WHAT YOU NEED TO DO: Copy the entries below word for word, from the line holding "UI element localization: list" through the line holding "7, 465, 33]", both included. Omit the pictures from your copy.

DATA FOR THIS TASK:

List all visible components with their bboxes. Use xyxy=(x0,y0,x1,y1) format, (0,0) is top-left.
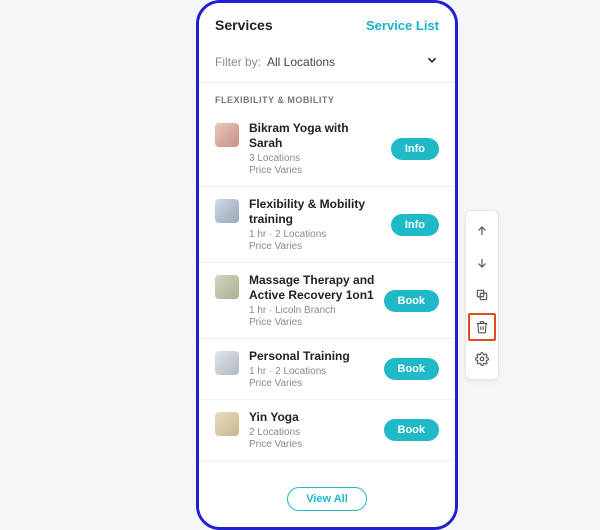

...

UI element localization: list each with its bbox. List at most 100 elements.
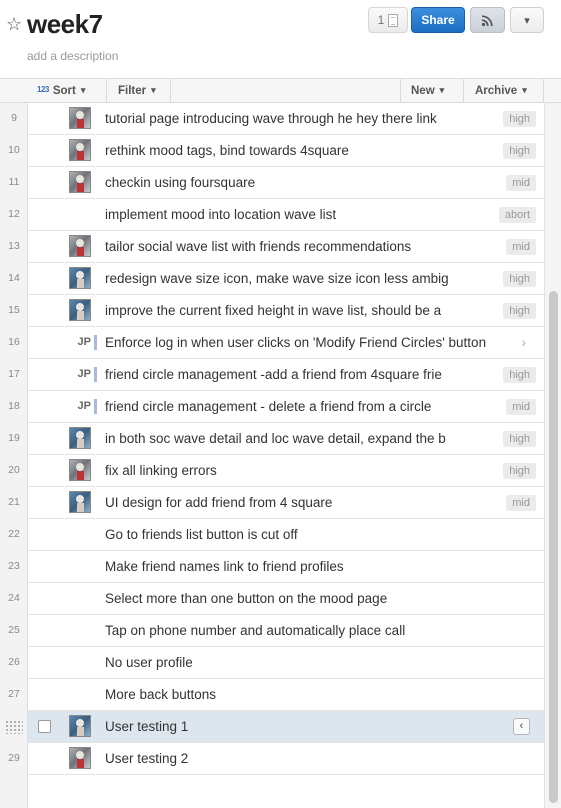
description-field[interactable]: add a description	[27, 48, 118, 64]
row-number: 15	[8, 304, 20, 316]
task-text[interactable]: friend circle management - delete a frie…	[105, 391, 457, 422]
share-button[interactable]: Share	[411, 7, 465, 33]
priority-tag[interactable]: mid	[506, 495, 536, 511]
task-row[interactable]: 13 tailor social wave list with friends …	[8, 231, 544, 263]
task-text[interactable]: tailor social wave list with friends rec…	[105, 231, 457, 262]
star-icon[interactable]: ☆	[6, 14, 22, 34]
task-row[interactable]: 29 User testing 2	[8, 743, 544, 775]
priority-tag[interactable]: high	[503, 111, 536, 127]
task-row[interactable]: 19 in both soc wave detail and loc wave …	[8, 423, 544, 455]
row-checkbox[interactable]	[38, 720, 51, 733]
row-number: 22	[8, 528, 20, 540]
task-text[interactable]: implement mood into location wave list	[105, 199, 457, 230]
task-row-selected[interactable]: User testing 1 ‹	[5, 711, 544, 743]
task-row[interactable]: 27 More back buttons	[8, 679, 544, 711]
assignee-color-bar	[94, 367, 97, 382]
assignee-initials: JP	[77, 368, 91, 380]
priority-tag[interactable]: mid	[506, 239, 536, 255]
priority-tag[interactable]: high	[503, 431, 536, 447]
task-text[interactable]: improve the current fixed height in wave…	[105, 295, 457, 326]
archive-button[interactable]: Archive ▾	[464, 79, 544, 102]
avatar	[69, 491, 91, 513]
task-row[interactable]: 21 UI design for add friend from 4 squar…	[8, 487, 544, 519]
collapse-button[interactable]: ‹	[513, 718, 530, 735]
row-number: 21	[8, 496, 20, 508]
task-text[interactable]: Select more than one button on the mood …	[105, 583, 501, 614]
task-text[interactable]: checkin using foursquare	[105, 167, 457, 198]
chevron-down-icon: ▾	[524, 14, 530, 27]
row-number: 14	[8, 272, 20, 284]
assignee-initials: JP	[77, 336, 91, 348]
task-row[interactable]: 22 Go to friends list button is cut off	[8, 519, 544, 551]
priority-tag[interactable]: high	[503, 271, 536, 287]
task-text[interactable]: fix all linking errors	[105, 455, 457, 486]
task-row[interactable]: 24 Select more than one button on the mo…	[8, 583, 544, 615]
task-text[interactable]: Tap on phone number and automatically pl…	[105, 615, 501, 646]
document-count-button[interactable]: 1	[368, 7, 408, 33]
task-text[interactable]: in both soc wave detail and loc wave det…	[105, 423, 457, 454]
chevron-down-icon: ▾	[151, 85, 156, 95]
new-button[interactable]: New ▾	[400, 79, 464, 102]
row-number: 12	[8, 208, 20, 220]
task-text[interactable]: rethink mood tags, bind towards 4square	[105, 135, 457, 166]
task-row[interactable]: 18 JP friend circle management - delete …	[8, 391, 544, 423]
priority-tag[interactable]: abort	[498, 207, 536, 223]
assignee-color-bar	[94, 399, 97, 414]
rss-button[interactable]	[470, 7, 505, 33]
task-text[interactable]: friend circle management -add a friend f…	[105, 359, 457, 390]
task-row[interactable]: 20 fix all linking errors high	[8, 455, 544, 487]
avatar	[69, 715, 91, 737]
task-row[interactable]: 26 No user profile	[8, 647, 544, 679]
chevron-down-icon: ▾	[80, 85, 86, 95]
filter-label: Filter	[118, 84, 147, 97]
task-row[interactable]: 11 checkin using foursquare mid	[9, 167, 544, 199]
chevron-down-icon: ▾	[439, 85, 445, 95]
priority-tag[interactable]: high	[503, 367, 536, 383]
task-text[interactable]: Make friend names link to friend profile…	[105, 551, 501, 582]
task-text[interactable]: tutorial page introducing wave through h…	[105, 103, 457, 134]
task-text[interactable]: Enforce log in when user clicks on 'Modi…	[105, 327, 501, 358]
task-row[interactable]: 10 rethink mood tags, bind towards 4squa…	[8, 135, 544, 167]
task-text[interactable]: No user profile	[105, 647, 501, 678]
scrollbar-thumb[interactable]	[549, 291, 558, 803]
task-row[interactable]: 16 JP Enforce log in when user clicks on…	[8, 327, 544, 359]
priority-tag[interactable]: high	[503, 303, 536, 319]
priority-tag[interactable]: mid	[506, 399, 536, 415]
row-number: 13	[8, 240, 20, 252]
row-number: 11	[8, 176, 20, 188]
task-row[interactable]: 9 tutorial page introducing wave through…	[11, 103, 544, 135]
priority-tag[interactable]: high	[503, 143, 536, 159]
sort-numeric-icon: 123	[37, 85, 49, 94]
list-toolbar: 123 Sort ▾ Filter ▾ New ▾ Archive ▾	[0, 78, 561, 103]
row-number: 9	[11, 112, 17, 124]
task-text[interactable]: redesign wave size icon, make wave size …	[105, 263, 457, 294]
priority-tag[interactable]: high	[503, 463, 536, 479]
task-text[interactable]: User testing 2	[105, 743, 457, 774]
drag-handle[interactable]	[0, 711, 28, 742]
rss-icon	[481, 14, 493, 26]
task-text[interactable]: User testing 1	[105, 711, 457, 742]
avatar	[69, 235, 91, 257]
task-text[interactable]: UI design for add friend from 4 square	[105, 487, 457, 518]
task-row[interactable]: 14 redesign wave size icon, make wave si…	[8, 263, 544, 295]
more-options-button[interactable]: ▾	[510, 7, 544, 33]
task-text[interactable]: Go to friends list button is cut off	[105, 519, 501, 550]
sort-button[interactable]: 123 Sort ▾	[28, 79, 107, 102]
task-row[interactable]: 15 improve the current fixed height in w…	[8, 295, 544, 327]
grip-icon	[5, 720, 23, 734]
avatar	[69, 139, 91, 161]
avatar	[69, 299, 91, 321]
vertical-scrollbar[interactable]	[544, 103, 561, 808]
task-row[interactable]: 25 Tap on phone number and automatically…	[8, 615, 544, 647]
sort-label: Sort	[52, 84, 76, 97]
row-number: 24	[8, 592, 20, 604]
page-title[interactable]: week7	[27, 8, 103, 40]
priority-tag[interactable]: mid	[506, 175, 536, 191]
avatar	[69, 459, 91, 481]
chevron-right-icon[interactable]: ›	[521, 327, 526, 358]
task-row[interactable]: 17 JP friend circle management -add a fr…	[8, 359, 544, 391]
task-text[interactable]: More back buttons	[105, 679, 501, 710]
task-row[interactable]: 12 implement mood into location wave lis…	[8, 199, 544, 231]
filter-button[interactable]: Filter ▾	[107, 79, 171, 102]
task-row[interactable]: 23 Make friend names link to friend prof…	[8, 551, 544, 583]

WRITTEN RESPONSE:
UI element localization: list each with its bbox. List at most 100 elements.
description-field[interactable]: add a description	[27, 48, 118, 64]
row-number: 15	[8, 304, 20, 316]
task-text[interactable]: friend circle management - delete a frie…	[105, 391, 457, 422]
share-button[interactable]: Share	[411, 7, 465, 33]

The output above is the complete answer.